(Rows from a figure dataset)
•••

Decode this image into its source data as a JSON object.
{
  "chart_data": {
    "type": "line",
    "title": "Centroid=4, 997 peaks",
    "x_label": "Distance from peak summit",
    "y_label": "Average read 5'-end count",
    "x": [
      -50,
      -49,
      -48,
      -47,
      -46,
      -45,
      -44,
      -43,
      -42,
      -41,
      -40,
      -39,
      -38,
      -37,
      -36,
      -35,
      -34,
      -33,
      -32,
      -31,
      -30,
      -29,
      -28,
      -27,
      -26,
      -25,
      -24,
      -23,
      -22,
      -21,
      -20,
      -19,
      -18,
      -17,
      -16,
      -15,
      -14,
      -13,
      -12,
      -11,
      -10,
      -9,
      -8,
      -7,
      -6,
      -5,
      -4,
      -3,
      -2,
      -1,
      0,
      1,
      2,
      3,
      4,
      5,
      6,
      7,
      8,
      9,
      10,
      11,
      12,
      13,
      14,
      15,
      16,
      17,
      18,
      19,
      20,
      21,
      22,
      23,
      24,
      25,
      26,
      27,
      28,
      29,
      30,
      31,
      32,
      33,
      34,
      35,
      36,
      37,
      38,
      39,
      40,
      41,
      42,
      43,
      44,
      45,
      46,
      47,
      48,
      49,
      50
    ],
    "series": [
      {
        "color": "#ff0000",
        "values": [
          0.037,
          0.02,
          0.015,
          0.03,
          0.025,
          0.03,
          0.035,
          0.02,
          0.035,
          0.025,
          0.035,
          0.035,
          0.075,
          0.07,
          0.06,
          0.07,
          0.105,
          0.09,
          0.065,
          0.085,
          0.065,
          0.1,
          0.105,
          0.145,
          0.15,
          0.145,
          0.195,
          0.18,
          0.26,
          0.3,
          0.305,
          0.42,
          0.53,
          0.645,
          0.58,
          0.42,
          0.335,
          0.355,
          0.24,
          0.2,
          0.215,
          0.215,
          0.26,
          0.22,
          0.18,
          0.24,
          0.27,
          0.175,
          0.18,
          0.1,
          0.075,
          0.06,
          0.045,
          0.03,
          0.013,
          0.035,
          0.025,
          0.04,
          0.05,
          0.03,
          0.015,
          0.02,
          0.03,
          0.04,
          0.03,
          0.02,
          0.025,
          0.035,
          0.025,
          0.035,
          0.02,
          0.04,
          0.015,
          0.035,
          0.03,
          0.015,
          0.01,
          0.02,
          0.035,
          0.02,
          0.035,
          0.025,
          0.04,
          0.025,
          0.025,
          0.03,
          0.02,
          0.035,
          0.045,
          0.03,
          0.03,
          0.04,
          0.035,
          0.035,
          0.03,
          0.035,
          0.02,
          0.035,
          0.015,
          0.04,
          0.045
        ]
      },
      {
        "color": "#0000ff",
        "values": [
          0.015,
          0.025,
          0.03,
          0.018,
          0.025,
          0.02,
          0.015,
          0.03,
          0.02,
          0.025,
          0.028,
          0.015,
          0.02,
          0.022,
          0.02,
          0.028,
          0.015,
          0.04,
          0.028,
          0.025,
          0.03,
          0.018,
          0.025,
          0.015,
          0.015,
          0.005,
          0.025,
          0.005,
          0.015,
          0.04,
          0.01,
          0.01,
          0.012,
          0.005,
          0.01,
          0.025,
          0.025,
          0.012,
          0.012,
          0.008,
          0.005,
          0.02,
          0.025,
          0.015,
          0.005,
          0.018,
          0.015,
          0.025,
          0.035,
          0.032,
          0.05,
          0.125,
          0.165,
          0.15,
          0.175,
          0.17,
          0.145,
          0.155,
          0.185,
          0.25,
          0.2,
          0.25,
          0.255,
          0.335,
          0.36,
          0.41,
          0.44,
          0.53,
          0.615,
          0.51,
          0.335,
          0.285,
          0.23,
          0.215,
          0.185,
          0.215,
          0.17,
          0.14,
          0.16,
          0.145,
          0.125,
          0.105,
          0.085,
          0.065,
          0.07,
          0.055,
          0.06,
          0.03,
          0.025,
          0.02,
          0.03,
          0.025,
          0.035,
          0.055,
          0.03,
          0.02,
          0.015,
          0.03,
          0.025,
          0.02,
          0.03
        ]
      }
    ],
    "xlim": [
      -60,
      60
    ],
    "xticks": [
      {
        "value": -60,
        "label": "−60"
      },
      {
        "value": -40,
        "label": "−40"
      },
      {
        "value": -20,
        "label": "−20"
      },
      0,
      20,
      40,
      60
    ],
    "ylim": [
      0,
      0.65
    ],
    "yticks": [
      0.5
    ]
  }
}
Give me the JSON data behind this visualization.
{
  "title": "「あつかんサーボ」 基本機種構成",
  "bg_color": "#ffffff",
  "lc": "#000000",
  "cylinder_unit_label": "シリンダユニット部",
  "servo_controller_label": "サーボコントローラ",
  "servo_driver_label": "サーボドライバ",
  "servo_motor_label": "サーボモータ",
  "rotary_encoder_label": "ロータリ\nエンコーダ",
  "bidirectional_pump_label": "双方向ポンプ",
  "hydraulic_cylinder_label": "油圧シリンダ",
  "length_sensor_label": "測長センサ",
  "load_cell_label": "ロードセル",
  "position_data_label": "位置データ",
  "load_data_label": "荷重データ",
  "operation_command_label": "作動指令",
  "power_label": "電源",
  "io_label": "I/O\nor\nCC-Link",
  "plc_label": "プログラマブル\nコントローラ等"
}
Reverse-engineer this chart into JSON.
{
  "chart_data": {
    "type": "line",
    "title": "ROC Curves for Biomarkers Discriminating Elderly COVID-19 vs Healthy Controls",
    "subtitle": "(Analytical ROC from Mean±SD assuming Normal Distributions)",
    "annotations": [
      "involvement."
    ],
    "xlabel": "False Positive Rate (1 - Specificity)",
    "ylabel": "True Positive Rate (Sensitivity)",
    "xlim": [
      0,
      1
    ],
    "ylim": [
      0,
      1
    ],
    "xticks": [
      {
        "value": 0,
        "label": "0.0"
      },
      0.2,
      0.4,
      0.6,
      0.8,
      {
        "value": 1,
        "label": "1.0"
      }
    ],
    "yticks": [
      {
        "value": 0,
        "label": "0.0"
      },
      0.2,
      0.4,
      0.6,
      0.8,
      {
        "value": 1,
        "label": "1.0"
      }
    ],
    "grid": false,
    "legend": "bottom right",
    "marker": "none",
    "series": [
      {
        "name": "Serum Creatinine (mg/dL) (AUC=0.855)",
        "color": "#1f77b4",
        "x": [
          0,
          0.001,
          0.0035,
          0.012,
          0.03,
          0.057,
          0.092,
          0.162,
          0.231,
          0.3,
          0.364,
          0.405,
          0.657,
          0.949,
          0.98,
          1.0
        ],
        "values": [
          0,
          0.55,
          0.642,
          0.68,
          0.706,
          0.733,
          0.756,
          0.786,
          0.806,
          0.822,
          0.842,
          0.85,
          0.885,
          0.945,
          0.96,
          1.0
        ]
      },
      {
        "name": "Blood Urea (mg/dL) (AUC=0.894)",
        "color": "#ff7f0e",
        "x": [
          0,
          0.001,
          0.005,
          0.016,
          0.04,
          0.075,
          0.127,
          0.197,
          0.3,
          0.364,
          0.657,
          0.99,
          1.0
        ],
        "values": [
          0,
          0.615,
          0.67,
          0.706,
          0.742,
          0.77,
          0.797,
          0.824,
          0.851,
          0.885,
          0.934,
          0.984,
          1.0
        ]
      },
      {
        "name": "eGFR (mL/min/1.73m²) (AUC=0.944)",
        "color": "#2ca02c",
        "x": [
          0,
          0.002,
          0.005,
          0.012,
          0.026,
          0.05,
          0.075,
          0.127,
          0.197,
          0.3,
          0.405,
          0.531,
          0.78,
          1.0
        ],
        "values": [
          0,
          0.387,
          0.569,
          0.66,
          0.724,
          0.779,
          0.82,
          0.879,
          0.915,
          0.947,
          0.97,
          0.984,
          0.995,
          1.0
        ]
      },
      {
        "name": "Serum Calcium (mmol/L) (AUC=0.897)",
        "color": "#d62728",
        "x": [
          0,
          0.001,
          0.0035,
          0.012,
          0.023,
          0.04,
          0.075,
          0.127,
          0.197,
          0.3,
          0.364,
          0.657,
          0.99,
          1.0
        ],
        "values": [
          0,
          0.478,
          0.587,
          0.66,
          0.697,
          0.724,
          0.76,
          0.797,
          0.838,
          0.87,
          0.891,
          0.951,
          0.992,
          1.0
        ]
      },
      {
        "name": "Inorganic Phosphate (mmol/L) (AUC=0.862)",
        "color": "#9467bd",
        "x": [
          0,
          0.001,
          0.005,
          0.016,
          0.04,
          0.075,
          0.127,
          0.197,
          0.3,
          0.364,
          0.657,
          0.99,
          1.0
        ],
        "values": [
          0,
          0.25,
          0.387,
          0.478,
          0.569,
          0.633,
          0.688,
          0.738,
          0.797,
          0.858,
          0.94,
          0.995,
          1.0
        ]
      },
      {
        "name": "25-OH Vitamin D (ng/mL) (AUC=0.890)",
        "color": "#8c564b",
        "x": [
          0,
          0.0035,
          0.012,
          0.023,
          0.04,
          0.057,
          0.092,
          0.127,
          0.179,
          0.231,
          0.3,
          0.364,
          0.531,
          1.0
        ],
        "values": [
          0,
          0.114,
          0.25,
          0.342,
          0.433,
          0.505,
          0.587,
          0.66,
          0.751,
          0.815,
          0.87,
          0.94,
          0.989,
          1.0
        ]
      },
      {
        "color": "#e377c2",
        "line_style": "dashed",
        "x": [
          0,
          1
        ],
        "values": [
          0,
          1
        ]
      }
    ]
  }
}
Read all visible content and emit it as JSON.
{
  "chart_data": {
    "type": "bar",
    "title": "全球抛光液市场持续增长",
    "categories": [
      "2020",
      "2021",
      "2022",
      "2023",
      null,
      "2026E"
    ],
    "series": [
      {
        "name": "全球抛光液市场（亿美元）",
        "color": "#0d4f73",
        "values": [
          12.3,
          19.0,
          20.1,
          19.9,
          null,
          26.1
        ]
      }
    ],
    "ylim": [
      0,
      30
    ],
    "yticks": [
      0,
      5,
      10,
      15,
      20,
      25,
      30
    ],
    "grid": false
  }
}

•••

■ **TASK OBJECTIVE**: Search the entries for the word "Serum" and copy every line that has it.

■ **FINISHED EXERCISE**:
        "name": "Serum Creatinine (mg/dL) (AUC=0.855)",
        "name": "Serum Calcium (mmol/L) (AUC=0.897)",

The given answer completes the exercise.